● Objective: Pictures aside, quote the whole listing exactly.

● Material to process:
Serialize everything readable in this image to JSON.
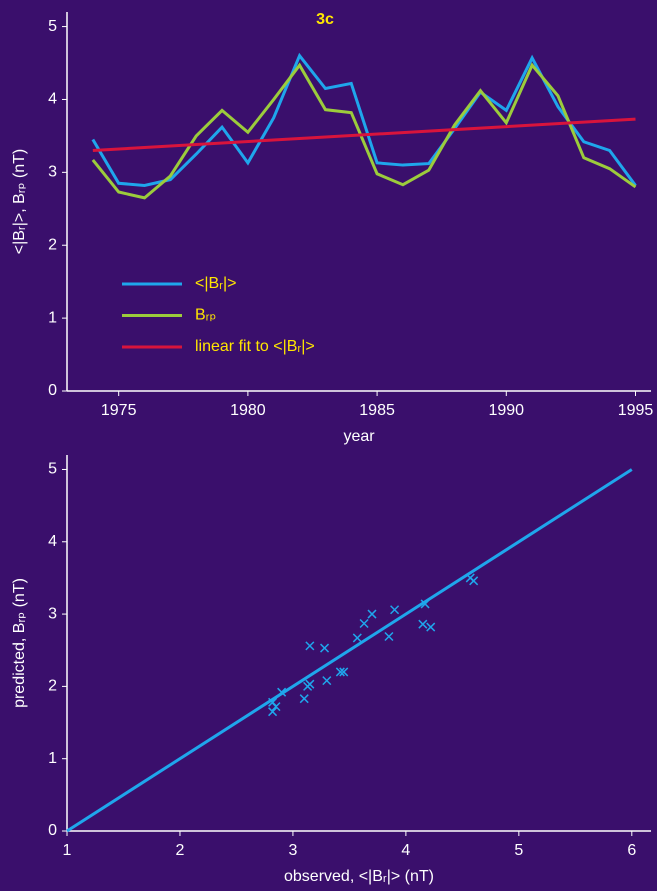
{
  "chart_data": [
    {
      "type": "line",
      "title": "3c",
      "xlabel": "year",
      "ylabel": "<|Bᵣ|>, Bᵣₚ (nT)",
      "x": [
        1974,
        1975,
        1976,
        1977,
        1978,
        1979,
        1980,
        1981,
        1982,
        1983,
        1984,
        1985,
        1986,
        1987,
        1988,
        1989,
        1990,
        1991,
        1992,
        1993,
        1994,
        1995
      ],
      "series": [
        {
          "name": "<|Bᵣ|>",
          "color": "#1fa6ec",
          "values": [
            3.45,
            2.85,
            2.82,
            2.9,
            3.25,
            3.62,
            3.13,
            3.75,
            4.6,
            4.15,
            4.22,
            3.13,
            3.1,
            3.12,
            3.6,
            4.1,
            3.85,
            4.57,
            3.9,
            3.42,
            3.3,
            2.82
          ]
        },
        {
          "name": "Bᵣₚ",
          "color": "#9ccc3c",
          "values": [
            3.17,
            2.73,
            2.65,
            2.95,
            3.5,
            3.85,
            3.55,
            4.0,
            4.47,
            3.86,
            3.82,
            2.98,
            2.83,
            3.03,
            3.65,
            4.12,
            3.68,
            4.47,
            4.05,
            3.2,
            3.05,
            2.8
          ]
        },
        {
          "name": "linear fit to <|Bᵣ|>",
          "color": "#d8143c",
          "x": [
            1974,
            1995
          ],
          "values": [
            3.3,
            3.73
          ]
        }
      ],
      "xlim": [
        1973,
        1995.6
      ],
      "xticks": [
        1975,
        1980,
        1985,
        1990,
        1995
      ],
      "ylim": [
        0,
        5.2
      ],
      "yticks": [
        0,
        1,
        2,
        3,
        4,
        5
      ],
      "legend": "lower left"
    },
    {
      "type": "scatter",
      "xlabel": "observed, <|Bᵣ|> (nT)",
      "ylabel": "predicted, Bᵣₚ (nT)",
      "series": [
        {
          "color": "#1fa6ec",
          "marker": "x",
          "x": [
            2.82,
            2.85,
            2.82,
            2.9,
            3.1,
            3.13,
            3.15,
            3.15,
            3.28,
            3.3,
            3.42,
            3.45,
            3.57,
            3.63,
            3.7,
            3.85,
            3.9,
            4.15,
            4.17,
            4.22,
            4.57,
            4.6
          ],
          "values": [
            1.78,
            1.72,
            1.65,
            1.92,
            1.83,
            2.0,
            2.03,
            2.56,
            2.53,
            2.08,
            2.2,
            2.2,
            2.67,
            2.87,
            3.0,
            2.69,
            3.06,
            2.86,
            3.14,
            2.82,
            3.5,
            3.46
          ]
        },
        {
          "color": "#1fa6ec",
          "marker": "line",
          "x": [
            1,
            6
          ],
          "values": [
            0,
            5
          ]
        }
      ],
      "xlim": [
        1,
        6.17
      ],
      "xticks": [
        1,
        2,
        3,
        4,
        5,
        6
      ],
      "ylim": [
        0,
        5.2
      ],
      "yticks": [
        0,
        1,
        2,
        3,
        4,
        5
      ]
    }
  ]
}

● Task result:
Serialize everything readable in this image to JSON.
{
  "chart_data": [
    {
      "type": "line",
      "title": "3c",
      "xlabel": "year",
      "ylabel": "<|Bᵣ|>, Bᵣₚ (nT)",
      "x": [
        1974,
        1975,
        1976,
        1977,
        1978,
        1979,
        1980,
        1981,
        1982,
        1983,
        1984,
        1985,
        1986,
        1987,
        1988,
        1989,
        1990,
        1991,
        1992,
        1993,
        1994,
        1995
      ],
      "series": [
        {
          "name": "<|Bᵣ|>",
          "color": "#1fa6ec",
          "values": [
            3.45,
            2.85,
            2.82,
            2.9,
            3.25,
            3.62,
            3.13,
            3.75,
            4.6,
            4.15,
            4.22,
            3.13,
            3.1,
            3.12,
            3.6,
            4.1,
            3.85,
            4.57,
            3.9,
            3.42,
            3.3,
            2.82
          ]
        },
        {
          "name": "Bᵣₚ",
          "color": "#9ccc3c",
          "values": [
            3.17,
            2.73,
            2.65,
            2.95,
            3.5,
            3.85,
            3.55,
            4.0,
            4.47,
            3.86,
            3.82,
            2.98,
            2.83,
            3.03,
            3.65,
            4.12,
            3.68,
            4.47,
            4.05,
            3.2,
            3.05,
            2.8
          ]
        },
        {
          "name": "linear fit to <|Bᵣ|>",
          "color": "#d8143c",
          "x": [
            1974,
            1995
          ],
          "values": [
            3.3,
            3.73
          ]
        }
      ],
      "xlim": [
        1973,
        1995.6
      ],
      "xticks": [
        1975,
        1980,
        1985,
        1990,
        1995
      ],
      "ylim": [
        0,
        5.2
      ],
      "yticks": [
        0,
        1,
        2,
        3,
        4,
        5
      ],
      "legend": "lower left"
    },
    {
      "type": "scatter",
      "xlabel": "observed, <|Bᵣ|> (nT)",
      "ylabel": "predicted, Bᵣₚ (nT)",
      "series": [
        {
          "color": "#1fa6ec",
          "marker": "x",
          "x": [
            2.82,
            2.85,
            2.82,
            2.9,
            3.1,
            3.13,
            3.15,
            3.15,
            3.28,
            3.3,
            3.42,
            3.45,
            3.57,
            3.63,
            3.7,
            3.85,
            3.9,
            4.15,
            4.17,
            4.22,
            4.57,
            4.6
          ],
          "values": [
            1.78,
            1.72,
            1.65,
            1.92,
            1.83,
            2.0,
            2.03,
            2.56,
            2.53,
            2.08,
            2.2,
            2.2,
            2.67,
            2.87,
            3.0,
            2.69,
            3.06,
            2.86,
            3.14,
            2.82,
            3.5,
            3.46
          ]
        },
        {
          "color": "#1fa6ec",
          "marker": "line",
          "x": [
            1,
            6
          ],
          "values": [
            0,
            5
          ]
        }
      ],
      "xlim": [
        1,
        6.17
      ],
      "xticks": [
        1,
        2,
        3,
        4,
        5,
        6
      ],
      "ylim": [
        0,
        5.2
      ],
      "yticks": [
        0,
        1,
        2,
        3,
        4,
        5
      ]
    }
  ]
}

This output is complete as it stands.